=== Task goal ===
Rewrite the material from the line that contains "hyoid: [161, 166, 175, 190]" to the line that contains "tracheal-ring-2: [200, 253, 208, 263]", both lines included, as a JSON list of strings with one string per line and no blank lines. Include only those lines.
##### Extracted entries #####
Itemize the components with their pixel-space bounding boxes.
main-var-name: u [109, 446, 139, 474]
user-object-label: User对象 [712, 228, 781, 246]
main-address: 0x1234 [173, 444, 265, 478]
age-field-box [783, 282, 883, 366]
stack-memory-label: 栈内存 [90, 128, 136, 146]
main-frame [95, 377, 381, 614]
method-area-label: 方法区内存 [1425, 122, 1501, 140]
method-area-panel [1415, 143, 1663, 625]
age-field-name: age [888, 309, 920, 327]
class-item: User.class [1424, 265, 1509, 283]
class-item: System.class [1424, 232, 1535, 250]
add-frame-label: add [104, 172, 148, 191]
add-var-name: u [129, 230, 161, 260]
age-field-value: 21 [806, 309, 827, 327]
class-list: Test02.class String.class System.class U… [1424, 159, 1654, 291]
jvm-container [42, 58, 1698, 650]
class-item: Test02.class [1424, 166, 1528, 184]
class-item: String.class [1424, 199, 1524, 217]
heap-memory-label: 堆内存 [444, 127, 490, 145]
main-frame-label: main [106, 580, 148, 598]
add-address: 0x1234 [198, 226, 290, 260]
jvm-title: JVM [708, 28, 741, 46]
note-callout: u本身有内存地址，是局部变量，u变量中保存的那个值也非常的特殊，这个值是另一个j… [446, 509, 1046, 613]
#####
##### Extracted entries #####
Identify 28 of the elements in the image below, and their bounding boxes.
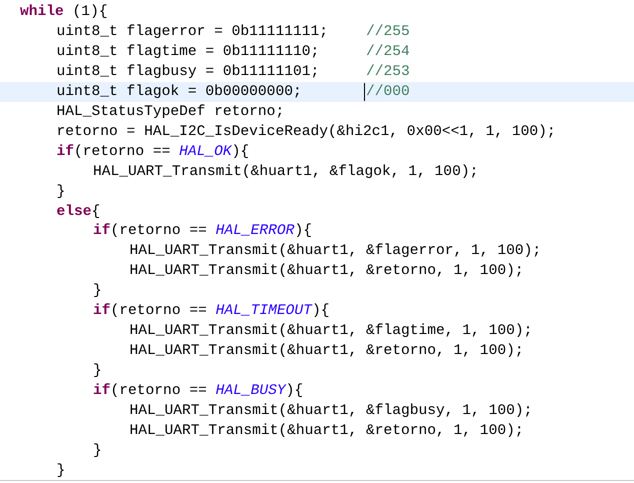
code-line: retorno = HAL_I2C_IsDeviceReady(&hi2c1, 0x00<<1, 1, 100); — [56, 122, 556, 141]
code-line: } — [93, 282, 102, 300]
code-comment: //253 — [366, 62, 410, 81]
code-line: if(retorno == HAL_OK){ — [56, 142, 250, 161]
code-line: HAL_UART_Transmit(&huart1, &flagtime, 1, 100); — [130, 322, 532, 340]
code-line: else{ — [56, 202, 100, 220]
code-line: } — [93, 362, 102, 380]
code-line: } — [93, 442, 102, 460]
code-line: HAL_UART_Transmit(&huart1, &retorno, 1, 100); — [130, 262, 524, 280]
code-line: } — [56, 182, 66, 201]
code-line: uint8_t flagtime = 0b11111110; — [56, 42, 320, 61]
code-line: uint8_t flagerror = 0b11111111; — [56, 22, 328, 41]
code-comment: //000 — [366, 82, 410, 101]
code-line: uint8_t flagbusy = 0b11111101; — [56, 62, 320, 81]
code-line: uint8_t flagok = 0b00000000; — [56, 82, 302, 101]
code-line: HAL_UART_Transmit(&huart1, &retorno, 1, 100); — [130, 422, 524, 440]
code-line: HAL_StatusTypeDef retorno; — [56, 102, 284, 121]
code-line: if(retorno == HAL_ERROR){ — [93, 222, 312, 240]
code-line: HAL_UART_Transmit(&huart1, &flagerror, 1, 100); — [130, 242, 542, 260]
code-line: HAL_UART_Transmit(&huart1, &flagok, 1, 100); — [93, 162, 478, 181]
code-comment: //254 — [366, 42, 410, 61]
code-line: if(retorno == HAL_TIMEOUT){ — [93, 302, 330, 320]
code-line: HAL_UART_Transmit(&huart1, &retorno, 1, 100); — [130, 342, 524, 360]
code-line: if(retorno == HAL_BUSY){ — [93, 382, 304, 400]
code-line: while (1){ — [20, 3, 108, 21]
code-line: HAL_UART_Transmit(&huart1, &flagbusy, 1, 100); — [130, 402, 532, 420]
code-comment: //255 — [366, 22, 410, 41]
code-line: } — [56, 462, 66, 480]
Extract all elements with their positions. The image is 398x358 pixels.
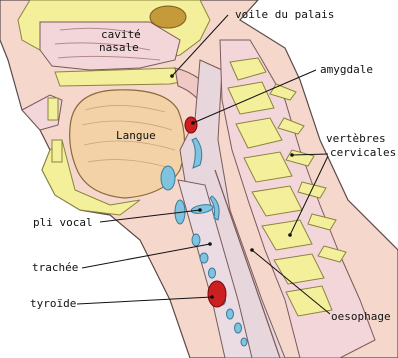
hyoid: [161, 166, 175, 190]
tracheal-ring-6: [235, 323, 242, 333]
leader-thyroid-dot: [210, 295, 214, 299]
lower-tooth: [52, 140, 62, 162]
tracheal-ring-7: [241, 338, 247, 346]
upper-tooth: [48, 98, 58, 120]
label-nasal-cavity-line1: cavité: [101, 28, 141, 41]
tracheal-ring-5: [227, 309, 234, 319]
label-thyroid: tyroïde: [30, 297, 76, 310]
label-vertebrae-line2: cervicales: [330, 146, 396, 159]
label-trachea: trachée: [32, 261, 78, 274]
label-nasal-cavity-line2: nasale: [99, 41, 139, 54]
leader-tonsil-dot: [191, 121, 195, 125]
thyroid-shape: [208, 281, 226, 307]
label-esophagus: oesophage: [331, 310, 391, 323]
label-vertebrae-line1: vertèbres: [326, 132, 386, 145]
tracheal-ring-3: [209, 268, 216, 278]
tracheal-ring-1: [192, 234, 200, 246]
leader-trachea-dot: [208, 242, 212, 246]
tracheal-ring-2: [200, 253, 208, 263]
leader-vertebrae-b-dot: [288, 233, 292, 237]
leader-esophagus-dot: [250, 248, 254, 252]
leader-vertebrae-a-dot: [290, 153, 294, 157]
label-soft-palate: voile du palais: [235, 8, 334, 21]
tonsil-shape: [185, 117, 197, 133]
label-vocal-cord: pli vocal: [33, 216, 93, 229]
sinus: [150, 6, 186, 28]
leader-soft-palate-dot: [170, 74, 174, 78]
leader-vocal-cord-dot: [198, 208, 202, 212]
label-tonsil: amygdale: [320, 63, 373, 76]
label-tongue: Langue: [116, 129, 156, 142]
#####
=== Solution below ===
[
  "hyoid: [161, 166, 175, 190]",
  "tracheal-ring-6: [235, 323, 242, 333]",
  "leader-thyroid-dot: [210, 295, 214, 299]",
  "lower-tooth: [52, 140, 62, 162]",
  "tracheal-ring-7: [241, 338, 247, 346]",
  "upper-tooth: [48, 98, 58, 120]",
  "label-nasal-cavity-line1: cavité: [101, 28, 141, 41]",
  "tracheal-ring-5: [227, 309, 234, 319]",
  "label-thyroid: tyroïde: [30, 297, 76, 310]",
  "label-vertebrae-line2: cervicales: [330, 146, 396, 159]",
  "label-trachea: trachée: [32, 261, 78, 274]",
  "label-nasal-cavity-line2: nasale: [99, 41, 139, 54]",
  "leader-tonsil-dot: [191, 121, 195, 125]",
  "thyroid-shape: [208, 281, 226, 307]",
  "label-esophagus: oesophage: [331, 310, 391, 323]",
  "label-vertebrae-line1: vertèbres: [326, 132, 386, 145]",
  "tracheal-ring-3: [209, 268, 216, 278]",
  "tracheal-ring-1: [192, 234, 200, 246]",
  "leader-trachea-dot: [208, 242, 212, 246]",
  "tracheal-ring-2: [200, 253, 208, 263]"
]